Stored data entries
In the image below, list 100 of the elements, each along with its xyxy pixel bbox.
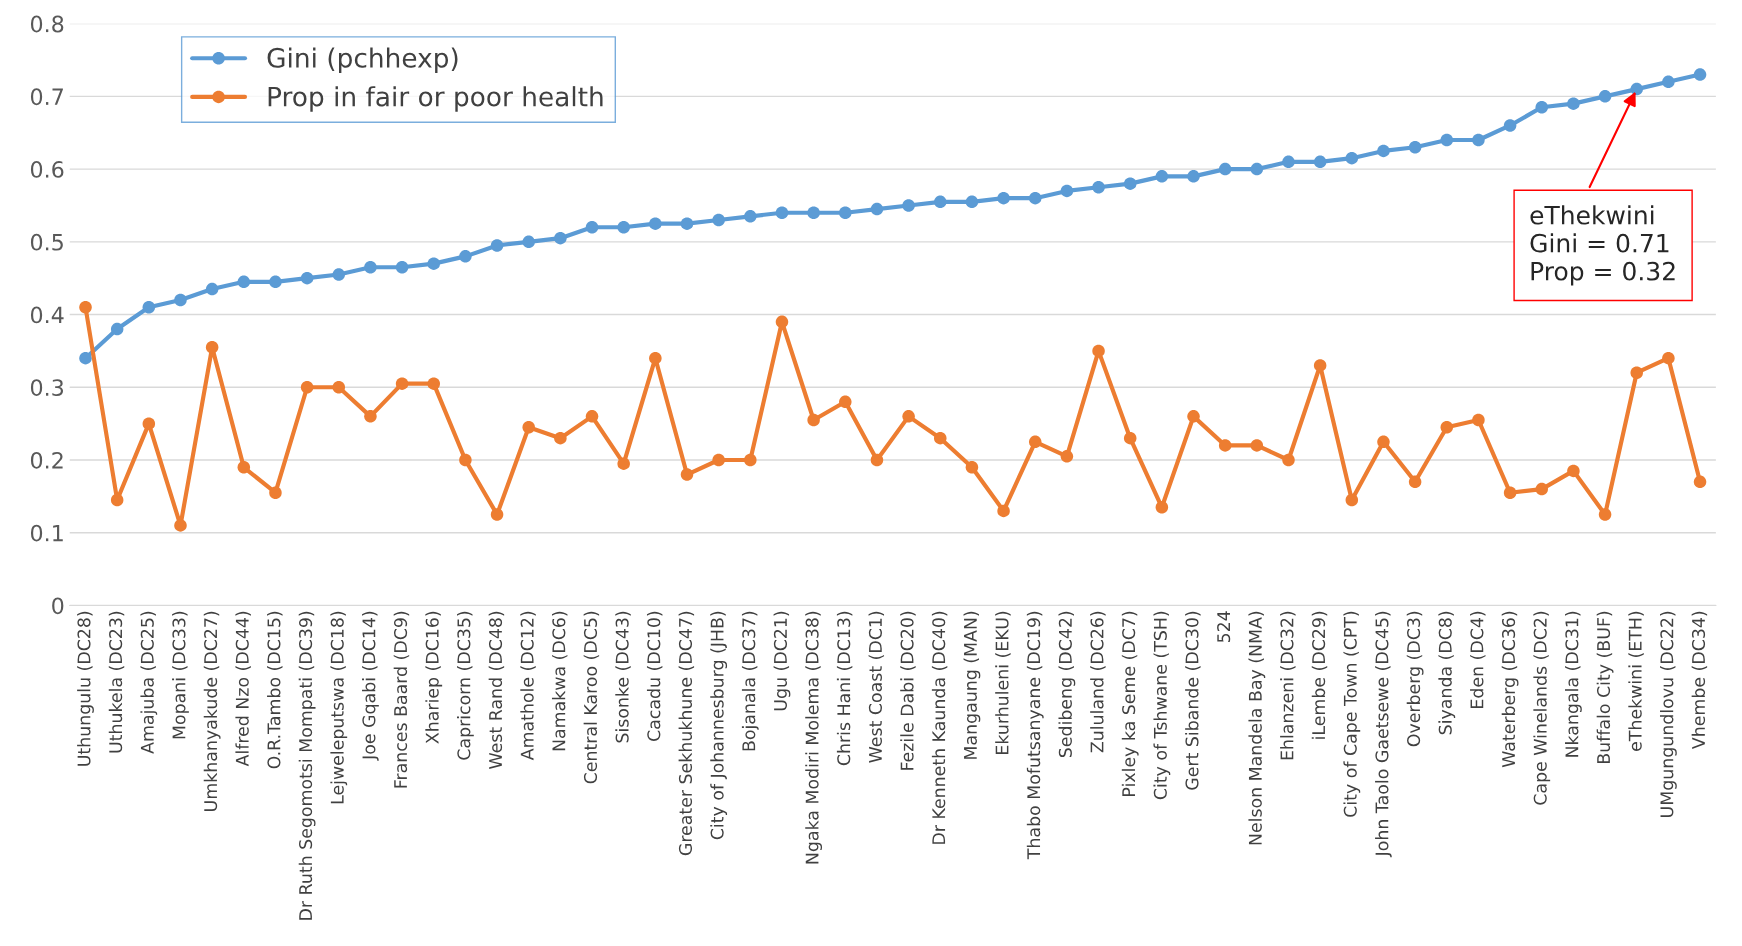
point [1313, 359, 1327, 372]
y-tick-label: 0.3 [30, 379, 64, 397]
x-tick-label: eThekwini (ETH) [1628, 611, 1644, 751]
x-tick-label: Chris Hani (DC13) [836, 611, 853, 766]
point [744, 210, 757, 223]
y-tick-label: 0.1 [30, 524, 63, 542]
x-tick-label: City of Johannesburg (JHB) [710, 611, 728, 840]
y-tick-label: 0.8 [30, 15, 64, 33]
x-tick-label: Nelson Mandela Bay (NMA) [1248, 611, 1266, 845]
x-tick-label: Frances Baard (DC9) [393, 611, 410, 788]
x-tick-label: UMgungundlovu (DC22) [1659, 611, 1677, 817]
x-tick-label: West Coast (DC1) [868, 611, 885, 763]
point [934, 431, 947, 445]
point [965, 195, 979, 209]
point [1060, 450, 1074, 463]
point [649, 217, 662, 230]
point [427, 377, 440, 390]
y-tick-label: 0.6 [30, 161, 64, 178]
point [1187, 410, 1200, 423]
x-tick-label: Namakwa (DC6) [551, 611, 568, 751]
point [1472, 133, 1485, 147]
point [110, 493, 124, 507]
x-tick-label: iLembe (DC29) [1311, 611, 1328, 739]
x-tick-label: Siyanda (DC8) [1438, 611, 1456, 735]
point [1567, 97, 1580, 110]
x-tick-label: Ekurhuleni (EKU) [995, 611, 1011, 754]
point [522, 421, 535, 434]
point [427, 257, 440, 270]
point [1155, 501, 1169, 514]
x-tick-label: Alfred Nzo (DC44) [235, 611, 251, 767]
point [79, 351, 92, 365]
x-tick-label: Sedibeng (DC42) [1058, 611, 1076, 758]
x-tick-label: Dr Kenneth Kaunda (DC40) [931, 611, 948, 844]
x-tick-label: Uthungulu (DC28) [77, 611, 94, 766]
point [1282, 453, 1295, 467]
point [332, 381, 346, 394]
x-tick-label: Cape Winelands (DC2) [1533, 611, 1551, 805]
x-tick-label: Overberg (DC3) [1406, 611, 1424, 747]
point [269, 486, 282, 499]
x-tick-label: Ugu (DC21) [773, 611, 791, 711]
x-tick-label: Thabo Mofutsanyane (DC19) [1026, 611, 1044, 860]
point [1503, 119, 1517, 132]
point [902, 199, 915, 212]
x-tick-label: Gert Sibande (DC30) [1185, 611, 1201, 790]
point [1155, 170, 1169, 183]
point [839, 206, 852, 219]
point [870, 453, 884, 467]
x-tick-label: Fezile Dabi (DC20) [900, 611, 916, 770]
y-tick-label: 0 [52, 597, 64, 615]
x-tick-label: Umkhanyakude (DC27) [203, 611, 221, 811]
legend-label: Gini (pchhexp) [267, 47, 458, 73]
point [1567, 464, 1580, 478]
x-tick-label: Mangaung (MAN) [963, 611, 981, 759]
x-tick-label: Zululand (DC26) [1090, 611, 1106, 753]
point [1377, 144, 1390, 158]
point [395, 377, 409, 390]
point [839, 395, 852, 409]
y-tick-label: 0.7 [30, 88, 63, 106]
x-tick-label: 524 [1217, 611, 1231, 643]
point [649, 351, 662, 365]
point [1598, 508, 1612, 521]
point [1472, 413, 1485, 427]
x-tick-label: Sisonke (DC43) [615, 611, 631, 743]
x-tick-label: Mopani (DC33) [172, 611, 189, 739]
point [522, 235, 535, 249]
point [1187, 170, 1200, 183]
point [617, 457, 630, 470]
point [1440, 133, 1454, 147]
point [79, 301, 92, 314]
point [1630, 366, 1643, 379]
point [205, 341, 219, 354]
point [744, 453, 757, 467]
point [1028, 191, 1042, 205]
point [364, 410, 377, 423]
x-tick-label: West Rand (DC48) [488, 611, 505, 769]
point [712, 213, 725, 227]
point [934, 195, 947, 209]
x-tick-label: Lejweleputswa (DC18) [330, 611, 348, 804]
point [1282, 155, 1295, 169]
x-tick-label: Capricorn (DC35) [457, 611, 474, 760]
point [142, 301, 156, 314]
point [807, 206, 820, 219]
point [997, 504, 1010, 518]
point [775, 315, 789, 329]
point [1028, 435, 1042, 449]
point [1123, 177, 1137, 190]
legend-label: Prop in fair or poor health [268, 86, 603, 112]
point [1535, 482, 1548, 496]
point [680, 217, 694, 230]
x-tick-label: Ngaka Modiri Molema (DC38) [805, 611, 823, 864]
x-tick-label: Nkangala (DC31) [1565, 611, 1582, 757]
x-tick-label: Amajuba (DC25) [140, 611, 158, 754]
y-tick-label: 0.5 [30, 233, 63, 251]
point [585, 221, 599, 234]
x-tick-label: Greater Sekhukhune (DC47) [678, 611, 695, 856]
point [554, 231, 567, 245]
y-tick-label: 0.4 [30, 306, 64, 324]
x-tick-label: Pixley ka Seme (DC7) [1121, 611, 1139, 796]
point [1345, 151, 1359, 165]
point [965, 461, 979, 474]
==
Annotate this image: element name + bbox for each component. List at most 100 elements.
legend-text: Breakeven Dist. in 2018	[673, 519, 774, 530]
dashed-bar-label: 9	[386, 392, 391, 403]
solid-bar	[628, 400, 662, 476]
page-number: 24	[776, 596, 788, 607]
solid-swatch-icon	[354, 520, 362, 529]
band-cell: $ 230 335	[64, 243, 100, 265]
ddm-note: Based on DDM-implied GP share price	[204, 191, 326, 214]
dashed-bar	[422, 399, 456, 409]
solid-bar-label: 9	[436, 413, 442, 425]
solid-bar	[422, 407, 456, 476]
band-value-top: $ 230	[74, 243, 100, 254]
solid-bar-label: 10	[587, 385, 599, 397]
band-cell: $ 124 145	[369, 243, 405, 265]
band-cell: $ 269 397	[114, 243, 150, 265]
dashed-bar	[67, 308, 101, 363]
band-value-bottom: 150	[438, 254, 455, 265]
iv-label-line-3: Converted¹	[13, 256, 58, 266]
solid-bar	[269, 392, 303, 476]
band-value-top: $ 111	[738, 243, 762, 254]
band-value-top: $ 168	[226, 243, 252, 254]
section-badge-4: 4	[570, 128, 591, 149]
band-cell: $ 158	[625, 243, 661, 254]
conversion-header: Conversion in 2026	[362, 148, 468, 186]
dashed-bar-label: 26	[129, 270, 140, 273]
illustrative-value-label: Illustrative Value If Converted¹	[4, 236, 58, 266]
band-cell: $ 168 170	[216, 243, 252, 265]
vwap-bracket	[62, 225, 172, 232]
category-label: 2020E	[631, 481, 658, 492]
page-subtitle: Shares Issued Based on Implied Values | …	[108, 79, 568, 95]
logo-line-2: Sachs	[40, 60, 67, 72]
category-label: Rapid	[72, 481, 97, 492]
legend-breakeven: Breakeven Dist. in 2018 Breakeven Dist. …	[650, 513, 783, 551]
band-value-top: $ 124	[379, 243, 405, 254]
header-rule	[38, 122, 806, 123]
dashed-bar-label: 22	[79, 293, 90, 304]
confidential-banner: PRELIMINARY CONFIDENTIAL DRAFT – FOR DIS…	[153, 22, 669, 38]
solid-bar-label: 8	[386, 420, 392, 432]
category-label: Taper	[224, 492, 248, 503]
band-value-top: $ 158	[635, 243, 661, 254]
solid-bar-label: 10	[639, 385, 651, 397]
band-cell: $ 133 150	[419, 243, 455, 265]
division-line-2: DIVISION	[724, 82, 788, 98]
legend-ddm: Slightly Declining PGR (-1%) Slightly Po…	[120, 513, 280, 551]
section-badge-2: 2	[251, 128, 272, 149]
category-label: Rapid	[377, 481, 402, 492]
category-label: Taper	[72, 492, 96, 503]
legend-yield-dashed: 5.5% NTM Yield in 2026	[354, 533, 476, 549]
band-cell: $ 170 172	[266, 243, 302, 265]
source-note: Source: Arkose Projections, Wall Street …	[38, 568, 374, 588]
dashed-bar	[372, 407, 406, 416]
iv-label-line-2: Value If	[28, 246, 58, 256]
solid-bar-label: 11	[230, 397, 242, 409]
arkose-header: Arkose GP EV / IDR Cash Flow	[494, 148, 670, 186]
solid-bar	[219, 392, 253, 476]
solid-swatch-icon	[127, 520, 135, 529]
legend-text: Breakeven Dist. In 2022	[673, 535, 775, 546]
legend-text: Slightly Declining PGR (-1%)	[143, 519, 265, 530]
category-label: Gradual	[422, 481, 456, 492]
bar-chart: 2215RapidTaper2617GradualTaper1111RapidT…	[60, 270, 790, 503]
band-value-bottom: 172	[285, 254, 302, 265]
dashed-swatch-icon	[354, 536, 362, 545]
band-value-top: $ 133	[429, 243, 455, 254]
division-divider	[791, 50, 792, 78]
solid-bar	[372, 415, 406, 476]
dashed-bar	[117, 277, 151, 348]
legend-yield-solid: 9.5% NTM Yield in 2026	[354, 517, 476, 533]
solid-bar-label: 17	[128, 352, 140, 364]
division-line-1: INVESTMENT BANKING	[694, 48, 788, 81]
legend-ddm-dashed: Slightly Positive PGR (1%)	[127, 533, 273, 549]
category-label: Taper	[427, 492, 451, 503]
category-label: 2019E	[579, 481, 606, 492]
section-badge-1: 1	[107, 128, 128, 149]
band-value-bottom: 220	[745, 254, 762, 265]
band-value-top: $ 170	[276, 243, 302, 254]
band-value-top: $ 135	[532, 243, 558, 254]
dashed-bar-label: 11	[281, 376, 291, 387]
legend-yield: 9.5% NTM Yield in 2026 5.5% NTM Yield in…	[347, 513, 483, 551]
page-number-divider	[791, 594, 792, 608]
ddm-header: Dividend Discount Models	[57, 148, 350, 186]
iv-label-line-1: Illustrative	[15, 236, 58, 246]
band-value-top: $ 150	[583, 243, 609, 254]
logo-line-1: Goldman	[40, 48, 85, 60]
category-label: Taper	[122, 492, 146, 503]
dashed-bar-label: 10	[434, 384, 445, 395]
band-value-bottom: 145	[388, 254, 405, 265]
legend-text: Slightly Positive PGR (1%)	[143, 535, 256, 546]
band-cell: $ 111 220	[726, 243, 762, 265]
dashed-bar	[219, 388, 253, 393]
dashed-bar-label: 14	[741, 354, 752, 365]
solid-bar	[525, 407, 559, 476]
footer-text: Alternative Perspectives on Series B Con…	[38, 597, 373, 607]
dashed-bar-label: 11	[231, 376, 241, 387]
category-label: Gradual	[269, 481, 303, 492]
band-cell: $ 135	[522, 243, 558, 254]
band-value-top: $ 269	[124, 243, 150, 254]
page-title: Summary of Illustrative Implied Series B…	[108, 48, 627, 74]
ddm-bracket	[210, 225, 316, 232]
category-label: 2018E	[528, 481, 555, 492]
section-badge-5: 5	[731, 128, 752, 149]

**Written task:** Return the lines unchanged, starting at the one that contains "Annotate this image: element" and ending at the one that contains "243, 762, 254]", including both.

**Finished task:**
Annotate this image: element name + bbox for each component. List at most 100 elements.
legend-text: Breakeven Dist. in 2018	[673, 519, 774, 530]
dashed-bar-label: 9	[386, 392, 391, 403]
solid-bar	[628, 400, 662, 476]
page-number: 24	[776, 596, 788, 607]
solid-swatch-icon	[354, 520, 362, 529]
band-cell: $ 230 335	[64, 243, 100, 265]
ddm-note: Based on DDM-implied GP share price	[204, 191, 326, 214]
dashed-bar	[422, 399, 456, 409]
solid-bar-label: 9	[436, 413, 442, 425]
solid-bar	[422, 407, 456, 476]
band-value-top: $ 230	[74, 243, 100, 254]
solid-bar-label: 10	[587, 385, 599, 397]
band-cell: $ 124 145	[369, 243, 405, 265]
band-cell: $ 269 397	[114, 243, 150, 265]
dashed-bar	[67, 308, 101, 363]
band-value-bottom: 150	[438, 254, 455, 265]
iv-label-line-3: Converted¹	[13, 256, 58, 266]
solid-bar	[269, 392, 303, 476]
band-value-top: $ 111	[738, 243, 762, 254]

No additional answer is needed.